------ Record list ------
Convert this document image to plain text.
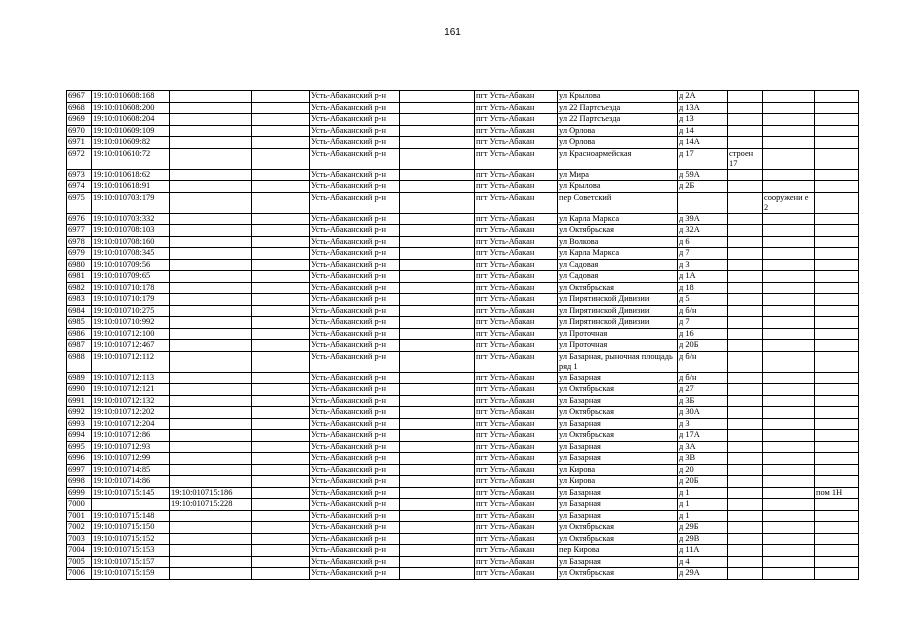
161
6967	19:10:010608:168			Усть-Абаканский р-н		пгт Усть-Абакан	ул Крылова	д 2А			
6968	19:10:010608:200			Усть-Абаканский р-н		пгт Усть-Абакан	ул 22 Партсъезда	д 13А			
6969	19:10:010608:204			Усть-Абаканский р-н		пгт Усть-Абакан	ул 22 Партсъезда	д 13			
6970	19:10:010609:109			Усть-Абаканский р-н		пгт Усть-Абакан	ул Орлова	д 14			
6971	19:10:010609:82			Усть-Абаканский р-н		пгт Усть-Абакан	ул Орлова	д 14А			
6972	19:10:010610:72			Усть-Абаканский р-н		пгт Усть-Абакан	ул Красноармейская	д 17	строен 17		
6973	19:10:010618:62			Усть-Абаканский р-н		пгт Усть-Абакан	ул Мира	д 59А			
6974	19:10:010618:91			Усть-Абаканский р-н		пгт Усть-Абакан	ул Крылова	д 2Б			
6975	19:10:010703:179			Усть-Абаканский р-н		пгт Усть-Абакан	пер Советский			сооружени е 2	
6976	19:10:010703:332			Усть-Абаканский р-н		пгт Усть-Абакан	ул Карла Маркса	д 39А			
6977	19:10:010708:103			Усть-Абаканский р-н		пгт Усть-Абакан	ул Октябрьская	д 32А			
6978	19:10:010708:160			Усть-Абаканский р-н		пгт Усть-Абакан	ул Волкова	д 6			
6979	19:10:010708:345			Усть-Абаканский р-н		пгт Усть-Абакан	ул Карла Маркса	д 7			
6980	19:10:010709:56			Усть-Абаканский р-н		пгт Усть-Абакан	ул Садовая	д 3			
6981	19:10:010709:65			Усть-Абаканский р-н		пгт Усть-Абакан	ул Садовая	д 1А			
6982	19:10:010710:178			Усть-Абаканский р-н		пгт Усть-Абакан	ул Октябрьская	д 18			
6983	19:10:010710:179			Усть-Абаканский р-н		пгт Усть-Абакан	ул Пирятинской Дивизии	д 5			
6984	19:10:010710:275			Усть-Абаканский р-н		пгт Усть-Абакан	ул Пирятинской Дивизии	д б/н			
6985	19:10:010710:992			Усть-Абаканский р-н		пгт Усть-Абакан	ул Пирятинской Дивизии	д 7			
6986	19:10:010712:100			Усть-Абаканский р-н		пгт Усть-Абакан	ул Проточная	д 16			
6987	19:10:010712:467			Усть-Абаканский р-н		пгт Усть-Абакан	ул Проточная	д 20Б			
6988	19:10:010712:112			Усть-Абаканский р-н		пгт Усть-Абакан	ул Базарная, рыночная площадь ряд 1	д б/н			
6989	19:10:010712:113			Усть-Абаканский р-н		пгт Усть-Абакан	ул Базарная	д б/н			
6990	19:10:010712:121			Усть-Абаканский р-н		пгт Усть-Абакан	ул Октябрьская	д 27			
6991	19:10:010712:132			Усть-Абаканский р-н		пгт Усть-Абакан	ул Базарная	д 3Б			
6992	19:10:010712:202			Усть-Абаканский р-н		пгт Усть-Абакан	ул Октябрьская	д 30А			
6993	19:10:010712:204			Усть-Абаканский р-н		пгт Усть-Абакан	ул Базарная	д 3			
6994	19:10:010712:86			Усть-Абаканский р-н		пгт Усть-Абакан	ул Октябрьская	д 17А			
6995	19:10:010712:93			Усть-Абаканский р-н		пгт Усть-Абакан	ул Базарная	д 3А			
6996	19:10:010712:99			Усть-Абаканский р-н		пгт Усть-Абакан	ул Базарная	д 3В			
6997	19:10:010714:85			Усть-Абаканский р-н		пгт Усть-Абакан	ул Кирова	д 20			
6998	19:10:010714:86			Усть-Абаканский р-н		пгт Усть-Абакан	ул Кирова	д 20Б			
6999	19:10:010715:145	19:10:010715:186		Усть-Абаканский р-н		пгт Усть-Абакан	ул Базарная	д 1			пом 1Н
7000		19:10:010715:228		Усть-Абаканский р-н		пгт Усть-Абакан	ул Базарная	д 1			
7001	19:10:010715:148			Усть-Абаканский р-н		пгт Усть-Абакан	ул Базарная	д 1			
7002	19:10:010715:150			Усть-Абаканский р-н		пгт Усть-Абакан	ул Октябрьская	д 29Б			
7003	19:10:010715:152			Усть-Абаканский р-н		пгт Усть-Абакан	ул Октябрьская	д 29В			
7004	19:10:010715:153			Усть-Абаканский р-н		пгт Усть-Абакан	пер Кирова	д 11А			
7005	19:10:010715:157			Усть-Абаканский р-н		пгт Усть-Абакан	ул Базарная	д 4			
7006	19:10:010715:159			Усть-Абаканский р-н		пгт Усть-Абакан	ул Октябрьская	д 29А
------
Omit every picture while copying the listing above exactly.

Convert this document image to plain text.
161
6967	19:10:010608:168			Усть-Абаканский р-н		пгт Усть-Абакан	ул Крылова	д 2А			
6968	19:10:010608:200			Усть-Абаканский р-н		пгт Усть-Абакан	ул 22 Партсъезда	д 13А			
6969	19:10:010608:204			Усть-Абаканский р-н		пгт Усть-Абакан	ул 22 Партсъезда	д 13			
6970	19:10:010609:109			Усть-Абаканский р-н		пгт Усть-Абакан	ул Орлова	д 14			
6971	19:10:010609:82			Усть-Абаканский р-н		пгт Усть-Абакан	ул Орлова	д 14А			
6972	19:10:010610:72			Усть-Абаканский р-н		пгт Усть-Абакан	ул Красноармейская	д 17	строен 17		
6973	19:10:010618:62			Усть-Абаканский р-н		пгт Усть-Абакан	ул Мира	д 59А			
6974	19:10:010618:91			Усть-Абаканский р-н		пгт Усть-Абакан	ул Крылова	д 2Б			
6975	19:10:010703:179			Усть-Абаканский р-н		пгт Усть-Абакан	пер Советский			сооружени е 2	
6976	19:10:010703:332			Усть-Абаканский р-н		пгт Усть-Абакан	ул Карла Маркса	д 39А			
6977	19:10:010708:103			Усть-Абаканский р-н		пгт Усть-Абакан	ул Октябрьская	д 32А			
6978	19:10:010708:160			Усть-Абаканский р-н		пгт Усть-Абакан	ул Волкова	д 6			
6979	19:10:010708:345			Усть-Абаканский р-н		пгт Усть-Абакан	ул Карла Маркса	д 7			
6980	19:10:010709:56			Усть-Абаканский р-н		пгт Усть-Абакан	ул Садовая	д 3			
6981	19:10:010709:65			Усть-Абаканский р-н		пгт Усть-Абакан	ул Садовая	д 1А			
6982	19:10:010710:178			Усть-Абаканский р-н		пгт Усть-Абакан	ул Октябрьская	д 18			
6983	19:10:010710:179			Усть-Абаканский р-н		пгт Усть-Абакан	ул Пирятинской Дивизии	д 5			
6984	19:10:010710:275			Усть-Абаканский р-н		пгт Усть-Абакан	ул Пирятинской Дивизии	д б/н			
6985	19:10:010710:992			Усть-Абаканский р-н		пгт Усть-Абакан	ул Пирятинской Дивизии	д 7			
6986	19:10:010712:100			Усть-Абаканский р-н		пгт Усть-Абакан	ул Проточная	д 16			
6987	19:10:010712:467			Усть-Абаканский р-н		пгт Усть-Абакан	ул Проточная	д 20Б			
6988	19:10:010712:112			Усть-Абаканский р-н		пгт Усть-Абакан	ул Базарная, рыночная площадь ряд 1	д б/н			
6989	19:10:010712:113			Усть-Абаканский р-н		пгт Усть-Абакан	ул Базарная	д б/н			
6990	19:10:010712:121			Усть-Абаканский р-н		пгт Усть-Абакан	ул Октябрьская	д 27			
6991	19:10:010712:132			Усть-Абаканский р-н		пгт Усть-Абакан	ул Базарная	д 3Б			
6992	19:10:010712:202			Усть-Абаканский р-н		пгт Усть-Абакан	ул Октябрьская	д 30А			
6993	19:10:010712:204			Усть-Абаканский р-н		пгт Усть-Абакан	ул Базарная	д 3			
6994	19:10:010712:86			Усть-Абаканский р-н		пгт Усть-Абакан	ул Октябрьская	д 17А			
6995	19:10:010712:93			Усть-Абаканский р-н		пгт Усть-Абакан	ул Базарная	д 3А			
6996	19:10:010712:99			Усть-Абаканский р-н		пгт Усть-Абакан	ул Базарная	д 3В			
6997	19:10:010714:85			Усть-Абаканский р-н		пгт Усть-Абакан	ул Кирова	д 20			
6998	19:10:010714:86			Усть-Абаканский р-н		пгт Усть-Абакан	ул Кирова	д 20Б			
6999	19:10:010715:145	19:10:010715:186		Усть-Абаканский р-н		пгт Усть-Абакан	ул Базарная	д 1			пом 1Н
7000		19:10:010715:228		Усть-Абаканский р-н		пгт Усть-Абакан	ул Базарная	д 1			
7001	19:10:010715:148			Усть-Абаканский р-н		пгт Усть-Абакан	ул Базарная	д 1			
7002	19:10:010715:150			Усть-Абаканский р-н		пгт Усть-Абакан	ул Октябрьская	д 29Б			
7003	19:10:010715:152			Усть-Абаканский р-н		пгт Усть-Абакан	ул Октябрьская	д 29В			
7004	19:10:010715:153			Усть-Абаканский р-н		пгт Усть-Абакан	пер Кирова	д 11А			
7005	19:10:010715:157			Усть-Абаканский р-н		пгт Усть-Абакан	ул Базарная	д 4			
7006	19:10:010715:159			Усть-Абаканский р-н		пгт Усть-Абакан	ул Октябрьская	д 29А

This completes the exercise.